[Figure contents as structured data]
====

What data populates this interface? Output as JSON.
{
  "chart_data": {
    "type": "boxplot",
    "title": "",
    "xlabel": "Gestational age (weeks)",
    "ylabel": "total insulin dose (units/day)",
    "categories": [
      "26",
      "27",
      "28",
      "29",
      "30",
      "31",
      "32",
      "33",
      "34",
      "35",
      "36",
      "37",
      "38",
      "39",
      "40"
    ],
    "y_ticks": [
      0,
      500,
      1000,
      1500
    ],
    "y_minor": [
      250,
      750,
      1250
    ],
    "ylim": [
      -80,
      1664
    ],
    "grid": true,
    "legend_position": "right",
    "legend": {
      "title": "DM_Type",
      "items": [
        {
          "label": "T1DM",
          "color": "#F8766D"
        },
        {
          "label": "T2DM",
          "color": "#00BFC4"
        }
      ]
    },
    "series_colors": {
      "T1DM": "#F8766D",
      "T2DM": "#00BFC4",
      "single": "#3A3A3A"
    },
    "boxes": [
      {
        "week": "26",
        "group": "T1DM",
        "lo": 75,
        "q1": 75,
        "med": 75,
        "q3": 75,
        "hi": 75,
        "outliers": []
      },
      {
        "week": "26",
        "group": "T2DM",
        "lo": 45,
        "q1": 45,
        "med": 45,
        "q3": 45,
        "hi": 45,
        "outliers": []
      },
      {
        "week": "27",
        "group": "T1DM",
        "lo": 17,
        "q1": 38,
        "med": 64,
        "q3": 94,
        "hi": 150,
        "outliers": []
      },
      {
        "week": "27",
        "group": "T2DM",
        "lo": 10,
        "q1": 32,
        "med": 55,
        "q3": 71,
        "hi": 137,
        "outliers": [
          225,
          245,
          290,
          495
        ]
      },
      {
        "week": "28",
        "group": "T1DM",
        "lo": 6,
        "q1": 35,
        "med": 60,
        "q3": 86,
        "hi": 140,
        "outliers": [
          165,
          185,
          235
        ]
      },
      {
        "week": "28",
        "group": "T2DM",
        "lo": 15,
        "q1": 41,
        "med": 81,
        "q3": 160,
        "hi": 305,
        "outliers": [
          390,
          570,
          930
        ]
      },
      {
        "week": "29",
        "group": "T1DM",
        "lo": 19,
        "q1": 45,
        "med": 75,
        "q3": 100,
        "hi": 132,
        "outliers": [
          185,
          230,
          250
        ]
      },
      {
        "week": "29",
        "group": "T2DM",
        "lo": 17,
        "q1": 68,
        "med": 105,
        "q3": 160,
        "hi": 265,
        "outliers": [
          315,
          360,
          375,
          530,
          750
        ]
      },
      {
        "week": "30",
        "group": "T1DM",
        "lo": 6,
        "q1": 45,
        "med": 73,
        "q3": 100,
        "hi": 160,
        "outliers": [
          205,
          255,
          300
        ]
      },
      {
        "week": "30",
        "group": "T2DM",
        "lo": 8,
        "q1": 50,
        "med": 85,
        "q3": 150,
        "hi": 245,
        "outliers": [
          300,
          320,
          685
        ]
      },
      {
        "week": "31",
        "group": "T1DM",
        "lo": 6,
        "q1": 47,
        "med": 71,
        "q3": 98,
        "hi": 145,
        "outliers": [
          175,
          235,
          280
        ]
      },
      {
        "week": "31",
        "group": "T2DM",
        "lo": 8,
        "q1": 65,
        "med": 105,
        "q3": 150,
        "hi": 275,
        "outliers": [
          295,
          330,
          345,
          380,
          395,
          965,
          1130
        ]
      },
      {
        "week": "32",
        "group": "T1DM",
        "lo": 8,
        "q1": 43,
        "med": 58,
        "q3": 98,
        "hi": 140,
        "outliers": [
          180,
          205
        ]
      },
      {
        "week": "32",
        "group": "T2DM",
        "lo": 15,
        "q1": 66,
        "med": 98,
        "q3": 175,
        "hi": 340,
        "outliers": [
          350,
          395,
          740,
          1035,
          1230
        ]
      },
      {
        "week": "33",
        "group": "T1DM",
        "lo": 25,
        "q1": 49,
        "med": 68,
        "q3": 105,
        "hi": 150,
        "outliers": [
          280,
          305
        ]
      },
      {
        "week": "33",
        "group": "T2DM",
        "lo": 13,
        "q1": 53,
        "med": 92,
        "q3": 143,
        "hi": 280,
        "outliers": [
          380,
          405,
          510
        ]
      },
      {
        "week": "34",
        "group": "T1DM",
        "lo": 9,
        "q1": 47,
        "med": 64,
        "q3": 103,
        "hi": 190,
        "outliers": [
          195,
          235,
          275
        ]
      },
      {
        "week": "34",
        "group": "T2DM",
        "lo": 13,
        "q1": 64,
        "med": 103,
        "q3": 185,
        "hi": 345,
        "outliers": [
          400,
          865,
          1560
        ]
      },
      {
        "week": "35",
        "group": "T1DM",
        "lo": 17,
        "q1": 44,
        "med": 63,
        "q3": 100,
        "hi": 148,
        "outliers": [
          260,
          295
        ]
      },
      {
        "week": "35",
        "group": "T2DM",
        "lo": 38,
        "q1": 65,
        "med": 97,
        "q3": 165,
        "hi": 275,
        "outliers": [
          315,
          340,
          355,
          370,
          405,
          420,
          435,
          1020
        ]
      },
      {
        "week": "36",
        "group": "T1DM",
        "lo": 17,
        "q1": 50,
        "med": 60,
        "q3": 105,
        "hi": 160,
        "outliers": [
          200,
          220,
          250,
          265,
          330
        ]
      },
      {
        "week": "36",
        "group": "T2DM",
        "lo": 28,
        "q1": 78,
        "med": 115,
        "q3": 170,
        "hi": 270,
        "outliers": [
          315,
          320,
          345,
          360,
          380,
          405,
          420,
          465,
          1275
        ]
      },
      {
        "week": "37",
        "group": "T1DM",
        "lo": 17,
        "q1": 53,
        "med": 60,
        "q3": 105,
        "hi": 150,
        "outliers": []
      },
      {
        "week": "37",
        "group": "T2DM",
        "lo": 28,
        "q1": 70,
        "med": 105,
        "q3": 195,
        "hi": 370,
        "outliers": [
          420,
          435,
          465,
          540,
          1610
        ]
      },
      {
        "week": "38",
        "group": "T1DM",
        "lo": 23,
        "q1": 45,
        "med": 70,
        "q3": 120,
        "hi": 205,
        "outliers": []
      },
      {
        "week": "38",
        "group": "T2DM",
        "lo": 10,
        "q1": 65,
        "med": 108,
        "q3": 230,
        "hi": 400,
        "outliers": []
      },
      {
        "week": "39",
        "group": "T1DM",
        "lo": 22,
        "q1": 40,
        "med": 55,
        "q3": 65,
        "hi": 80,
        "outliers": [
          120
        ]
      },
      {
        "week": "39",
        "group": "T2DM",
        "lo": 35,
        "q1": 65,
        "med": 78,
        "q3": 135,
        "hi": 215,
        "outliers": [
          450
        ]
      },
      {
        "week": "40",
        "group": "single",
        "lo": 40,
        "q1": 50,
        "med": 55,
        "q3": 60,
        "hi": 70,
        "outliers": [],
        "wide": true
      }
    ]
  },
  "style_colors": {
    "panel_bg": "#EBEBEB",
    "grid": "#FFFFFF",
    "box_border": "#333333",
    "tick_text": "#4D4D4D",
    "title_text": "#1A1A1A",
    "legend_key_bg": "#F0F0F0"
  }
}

====

_AIM OF THE TASK:_
Return all of the entries word for word.

_ANSWER FOR THIS EXERCISE:_
What data populates this interface? Output as JSON.
{
  "chart_data": {
    "type": "boxplot",
    "title": "",
    "xlabel": "Gestational age (weeks)",
    "ylabel": "total insulin dose (units/day)",
    "categories": [
      "26",
      "27",
      "28",
      "29",
      "30",
      "31",
      "32",
      "33",
      "34",
      "35",
      "36",
      "37",
      "38",
      "39",
      "40"
    ],
    "y_ticks": [
      0,
      500,
      1000,
      1500
    ],
    "y_minor": [
      250,
      750,
      1250
    ],
    "ylim": [
      -80,
      1664
    ],
    "grid": true,
    "legend_position": "right",
    "legend": {
      "title": "DM_Type",
      "items": [
        {
          "label": "T1DM",
          "color": "#F8766D"
        },
        {
          "label": "T2DM",
          "color": "#00BFC4"
        }
      ]
    },
    "series_colors": {
      "T1DM": "#F8766D",
      "T2DM": "#00BFC4",
      "single": "#3A3A3A"
    },
    "boxes": [
      {
        "week": "26",
        "group": "T1DM",
        "lo": 75,
        "q1": 75,
        "med": 75,
        "q3": 75,
        "hi": 75,
        "outliers": []
      },
      {
        "week": "26",
        "group": "T2DM",
        "lo": 45,
        "q1": 45,
        "med": 45,
        "q3": 45,
        "hi": 45,
        "outliers": []
      },
      {
        "week": "27",
        "group": "T1DM",
        "lo": 17,
        "q1": 38,
        "med": 64,
        "q3": 94,
        "hi": 150,
        "outliers": []
      },
      {
        "week": "27",
        "group": "T2DM",
        "lo": 10,
        "q1": 32,
        "med": 55,
        "q3": 71,
        "hi": 137,
        "outliers": [
          225,
          245,
          290,
          495
        ]
      },
      {
        "week": "28",
        "group": "T1DM",
        "lo": 6,
        "q1": 35,
        "med": 60,
        "q3": 86,
        "hi": 140,
        "outliers": [
          165,
          185,
          235
        ]
      },
      {
        "week": "28",
        "group": "T2DM",
        "lo": 15,
        "q1": 41,
        "med": 81,
        "q3": 160,
        "hi": 305,
        "outliers": [
          390,
          570,
          930
        ]
      },
      {
        "week": "29",
        "group": "T1DM",
        "lo": 19,
        "q1": 45,
        "med": 75,
        "q3": 100,
        "hi": 132,
        "outliers": [
          185,
          230,
          250
        ]
      },
      {
        "week": "29",
        "group": "T2DM",
        "lo": 17,
        "q1": 68,
        "med": 105,
        "q3": 160,
        "hi": 265,
        "outliers": [
          315,
          360,
          375,
          530,
          750
        ]
      },
      {
        "week": "30",
        "group": "T1DM",
        "lo": 6,
        "q1": 45,
        "med": 73,
        "q3": 100,
        "hi": 160,
        "outliers": [
          205,
          255,
          300
        ]
      },
      {
        "week": "30",
        "group": "T2DM",
        "lo": 8,
        "q1": 50,
        "med": 85,
        "q3": 150,
        "hi": 245,
        "outliers": [
          300,
          320,
          685
        ]
      },
      {
        "week": "31",
        "group": "T1DM",
        "lo": 6,
        "q1": 47,
        "med": 71,
        "q3": 98,
        "hi": 145,
        "outliers": [
          175,
          235,
          280
        ]
      },
      {
        "week": "31",
        "group": "T2DM",
        "lo": 8,
        "q1": 65,
        "med": 105,
        "q3": 150,
        "hi": 275,
        "outliers": [
          295,
          330,
          345,
          380,
          395,
          965,
          1130
        ]
      },
      {
        "week": "32",
        "group": "T1DM",
        "lo": 8,
        "q1": 43,
        "med": 58,
        "q3": 98,
        "hi": 140,
        "outliers": [
          180,
          205
        ]
      },
      {
        "week": "32",
        "group": "T2DM",
        "lo": 15,
        "q1": 66,
        "med": 98,
        "q3": 175,
        "hi": 340,
        "outliers": [
          350,
          395,
          740,
          1035,
          1230
        ]
      },
      {
        "week": "33",
        "group": "T1DM",
        "lo": 25,
        "q1": 49,
        "med": 68,
        "q3": 105,
        "hi": 150,
        "outliers": [
          280,
          305
        ]
      },
      {
        "week": "33",
        "group": "T2DM",
        "lo": 13,
        "q1": 53,
        "med": 92,
        "q3": 143,
        "hi": 280,
        "outliers": [
          380,
          405,
          510
        ]
      },
      {
        "week": "34",
        "group": "T1DM",
        "lo": 9,
        "q1": 47,
        "med": 64,
        "q3": 103,
        "hi": 190,
        "outliers": [
          195,
          235,
          275
        ]
      },
      {
        "week": "34",
        "group": "T2DM",
        "lo": 13,
        "q1": 64,
        "med": 103,
        "q3": 185,
        "hi": 345,
        "outliers": [
          400,
          865,
          1560
        ]
      },
      {
        "week": "35",
        "group": "T1DM",
        "lo": 17,
        "q1": 44,
        "med": 63,
        "q3": 100,
        "hi": 148,
        "outliers": [
          260,
          295
        ]
      },
      {
        "week": "35",
        "group": "T2DM",
        "lo": 38,
        "q1": 65,
        "med": 97,
        "q3": 165,
        "hi": 275,
        "outliers": [
          315,
          340,
          355,
          370,
          405,
          420,
          435,
          1020
        ]
      },
      {
        "week": "36",
        "group": "T1DM",
        "lo": 17,
        "q1": 50,
        "med": 60,
        "q3": 105,
        "hi": 160,
        "outliers": [
          200,
          220,
          250,
          265,
          330
        ]
      },
      {
        "week": "36",
        "group": "T2DM",
        "lo": 28,
        "q1": 78,
        "med": 115,
        "q3": 170,
        "hi": 270,
        "outliers": [
          315,
          320,
          345,
          360,
          380,
          405,
          420,
          465,
          1275
        ]
      },
      {
        "week": "37",
        "group": "T1DM",
        "lo": 17,
        "q1": 53,
        "med": 60,
        "q3": 105,
        "hi": 150,
        "outliers": []
      },
      {
        "week": "37",
        "group": "T2DM",
        "lo": 28,
        "q1": 70,
        "med": 105,
        "q3": 195,
        "hi": 370,
        "outliers": [
          420,
          435,
          465,
          540,
          1610
        ]
      },
      {
        "week": "38",
        "group": "T1DM",
        "lo": 23,
        "q1": 45,
        "med": 70,
        "q3": 120,
        "hi": 205,
        "outliers": []
      },
      {
        "week": "38",
        "group": "T2DM",
        "lo": 10,
        "q1": 65,
        "med": 108,
        "q3": 230,
        "hi": 400,
        "outliers": []
      },
      {
        "week": "39",
        "group": "T1DM",
        "lo": 22,
        "q1": 40,
        "med": 55,
        "q3": 65,
        "hi": 80,
        "outliers": [
          120
        ]
      },
      {
        "week": "39",
        "group": "T2DM",
        "lo": 35,
        "q1": 65,
        "med": 78,
        "q3": 135,
        "hi": 215,
        "outliers": [
          450
        ]
      },
      {
        "week": "40",
        "group": "single",
        "lo": 40,
        "q1": 50,
        "med": 55,
        "q3": 60,
        "hi": 70,
        "outliers": [],
        "wide": true
      }
    ]
  },
  "style_colors": {
    "panel_bg": "#EBEBEB",
    "grid": "#FFFFFF",
    "box_border": "#333333",
    "tick_text": "#4D4D4D",
    "title_text": "#1A1A1A",
    "legend_key_bg": "#F0F0F0"
  }
}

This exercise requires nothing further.